(Saved entries)
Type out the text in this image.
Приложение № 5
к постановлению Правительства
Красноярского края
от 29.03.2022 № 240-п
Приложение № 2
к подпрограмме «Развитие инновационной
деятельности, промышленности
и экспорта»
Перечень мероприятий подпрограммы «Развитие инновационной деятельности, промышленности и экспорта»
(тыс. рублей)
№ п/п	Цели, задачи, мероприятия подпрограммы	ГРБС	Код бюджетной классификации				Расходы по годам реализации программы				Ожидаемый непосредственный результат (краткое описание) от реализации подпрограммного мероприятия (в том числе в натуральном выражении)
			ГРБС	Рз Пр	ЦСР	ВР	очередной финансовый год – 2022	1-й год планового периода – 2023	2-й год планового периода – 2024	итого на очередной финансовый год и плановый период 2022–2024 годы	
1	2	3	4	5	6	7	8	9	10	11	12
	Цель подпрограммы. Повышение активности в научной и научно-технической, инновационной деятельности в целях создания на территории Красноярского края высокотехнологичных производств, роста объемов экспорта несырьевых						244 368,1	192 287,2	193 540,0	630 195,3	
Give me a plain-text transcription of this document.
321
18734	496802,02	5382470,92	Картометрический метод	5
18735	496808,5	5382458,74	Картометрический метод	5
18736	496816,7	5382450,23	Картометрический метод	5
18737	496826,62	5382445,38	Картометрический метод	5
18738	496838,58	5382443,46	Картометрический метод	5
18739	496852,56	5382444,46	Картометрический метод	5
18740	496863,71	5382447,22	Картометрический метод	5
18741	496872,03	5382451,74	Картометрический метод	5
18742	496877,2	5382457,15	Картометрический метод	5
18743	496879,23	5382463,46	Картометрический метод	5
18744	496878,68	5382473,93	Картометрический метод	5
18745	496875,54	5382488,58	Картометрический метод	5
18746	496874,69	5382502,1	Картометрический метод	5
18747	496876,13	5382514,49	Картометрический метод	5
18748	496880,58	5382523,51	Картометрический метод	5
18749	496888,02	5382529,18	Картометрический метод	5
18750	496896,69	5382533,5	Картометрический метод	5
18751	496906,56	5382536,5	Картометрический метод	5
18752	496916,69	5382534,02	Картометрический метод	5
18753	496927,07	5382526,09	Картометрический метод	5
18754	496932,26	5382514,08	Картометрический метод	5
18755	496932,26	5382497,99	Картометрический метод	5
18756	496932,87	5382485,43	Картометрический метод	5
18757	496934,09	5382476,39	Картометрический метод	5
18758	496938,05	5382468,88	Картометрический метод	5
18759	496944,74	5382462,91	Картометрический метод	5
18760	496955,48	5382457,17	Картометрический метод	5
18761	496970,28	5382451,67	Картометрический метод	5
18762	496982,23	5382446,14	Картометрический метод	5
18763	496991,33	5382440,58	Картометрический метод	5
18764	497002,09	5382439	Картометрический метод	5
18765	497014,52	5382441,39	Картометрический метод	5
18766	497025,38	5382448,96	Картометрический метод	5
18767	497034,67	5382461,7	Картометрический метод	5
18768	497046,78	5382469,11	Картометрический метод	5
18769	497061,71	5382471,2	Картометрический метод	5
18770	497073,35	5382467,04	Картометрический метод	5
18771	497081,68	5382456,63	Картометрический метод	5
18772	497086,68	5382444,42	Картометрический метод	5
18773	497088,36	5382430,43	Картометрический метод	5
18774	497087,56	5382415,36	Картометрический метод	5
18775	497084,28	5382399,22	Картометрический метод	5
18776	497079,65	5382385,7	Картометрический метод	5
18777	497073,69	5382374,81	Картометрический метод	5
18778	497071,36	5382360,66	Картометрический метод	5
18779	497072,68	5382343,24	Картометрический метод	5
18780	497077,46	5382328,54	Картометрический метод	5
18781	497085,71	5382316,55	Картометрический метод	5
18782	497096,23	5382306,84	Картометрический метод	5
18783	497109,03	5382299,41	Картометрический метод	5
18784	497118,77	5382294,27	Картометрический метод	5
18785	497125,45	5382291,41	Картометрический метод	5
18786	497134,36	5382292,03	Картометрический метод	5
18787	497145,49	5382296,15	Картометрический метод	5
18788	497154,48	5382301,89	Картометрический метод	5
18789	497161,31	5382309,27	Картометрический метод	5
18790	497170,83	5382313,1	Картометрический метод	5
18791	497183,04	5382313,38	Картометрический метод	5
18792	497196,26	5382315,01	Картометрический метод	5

Your goal: Reproduce each entry exactly, leaving out nothing.

Right answer:
Type out the text in this image.
Приложение № 5
к постановлению Правительства
Красноярского края
от 29.03.2022 № 240-п
Приложение № 2
к подпрограмме «Развитие инновационной
деятельности, промышленности
и экспорта»
Перечень мероприятий подпрограммы «Развитие инновационной деятельности, промышленности и экспорта»
(тыс. рублей)
№ п/п	Цели, задачи, мероприятия подпрограммы	ГРБС	Код бюджетной классификации				Расходы по годам реализации программы				Ожидаемый непосредственный результат (краткое описание) от реализации подпрограммного мероприятия (в том числе в натуральном выражении)
			ГРБС	Рз Пр	ЦСР	ВР	очередной финансовый год – 2022	1-й год планового периода – 2023	2-й год планового периода – 2024	итого на очередной финансовый год и плановый период 2022–2024 годы	
1	2	3	4	5	6	7	8	9	10	11	12
	Цель подпрограммы. Повышение активности в научной и научно-технической, инновационной деятельности в целях создания на территории Красноярского края высокотехнологичных производств, роста объемов экспорта несырьевых						244 368,1	192 287,2	193 540,0	630 195,3	
Give me a plain-text transcription of this document.
321
18734	496802,02	5382470,92	Картометрический метод	5
18735	496808,5	5382458,74	Картометрический метод	5
18736	496816,7	5382450,23	Картометрический метод	5
18737	496826,62	5382445,38	Картометрический метод	5
18738	496838,58	5382443,46	Картометрический метод	5
18739	496852,56	5382444,46	Картометрический метод	5
18740	496863,71	5382447,22	Картометрический метод	5
18741	496872,03	5382451,74	Картометрический метод	5
18742	496877,2	5382457,15	Картометрический метод	5
18743	496879,23	5382463,46	Картометрический метод	5
18744	496878,68	5382473,93	Картометрический метод	5
18745	496875,54	5382488,58	Картометрический метод	5
18746	496874,69	5382502,1	Картометрический метод	5
18747	496876,13	5382514,49	Картометрический метод	5
18748	496880,58	5382523,51	Картометрический метод	5
18749	496888,02	5382529,18	Картометрический метод	5
18750	496896,69	5382533,5	Картометрический метод	5
18751	496906,56	5382536,5	Картометрический метод	5
18752	496916,69	5382534,02	Картометрический метод	5
18753	496927,07	5382526,09	Картометрический метод	5
18754	496932,26	5382514,08	Картометрический метод	5
18755	496932,26	5382497,99	Картометрический метод	5
18756	496932,87	5382485,43	Картометрический метод	5
18757	496934,09	5382476,39	Картометрический метод	5
18758	496938,05	5382468,88	Картометрический метод	5
18759	496944,74	5382462,91	Картометрический метод	5
18760	496955,48	5382457,17	Картометрический метод	5
18761	496970,28	5382451,67	Картометрический метод	5
18762	496982,23	5382446,14	Картометрический метод	5
18763	496991,33	5382440,58	Картометрический метод	5
18764	497002,09	5382439	Картометрический метод	5
18765	497014,52	5382441,39	Картометрический метод	5
18766	497025,38	5382448,96	Картометрический метод	5
18767	497034,67	5382461,7	Картометрический метод	5
18768	497046,78	5382469,11	Картометрический метод	5
18769	497061,71	5382471,2	Картометрический метод	5
18770	497073,35	5382467,04	Картометрический метод	5
18771	497081,68	5382456,63	Картометрический метод	5
18772	497086,68	5382444,42	Картометрический метод	5
18773	497088,36	5382430,43	Картометрический метод	5
18774	497087,56	5382415,36	Картометрический метод	5
18775	497084,28	5382399,22	Картометрический метод	5
18776	497079,65	5382385,7	Картометрический метод	5
18777	497073,69	5382374,81	Картометрический метод	5
18778	497071,36	5382360,66	Картометрический метод	5
18779	497072,68	5382343,24	Картометрический метод	5
18780	497077,46	5382328,54	Картометрический метод	5
18781	497085,71	5382316,55	Картометрический метод	5
18782	497096,23	5382306,84	Картометрический метод	5
18783	497109,03	5382299,41	Картометрический метод	5
18784	497118,77	5382294,27	Картометрический метод	5
18785	497125,45	5382291,41	Картометрический метод	5
18786	497134,36	5382292,03	Картометрический метод	5
18787	497145,49	5382296,15	Картометрический метод	5
18788	497154,48	5382301,89	Картометрический метод	5
18789	497161,31	5382309,27	Картометрический метод	5
18790	497170,83	5382313,1	Картометрический метод	5
18791	497183,04	5382313,38	Картометрический метод	5
18792	497196,26	5382315,01	Картометрический метод	5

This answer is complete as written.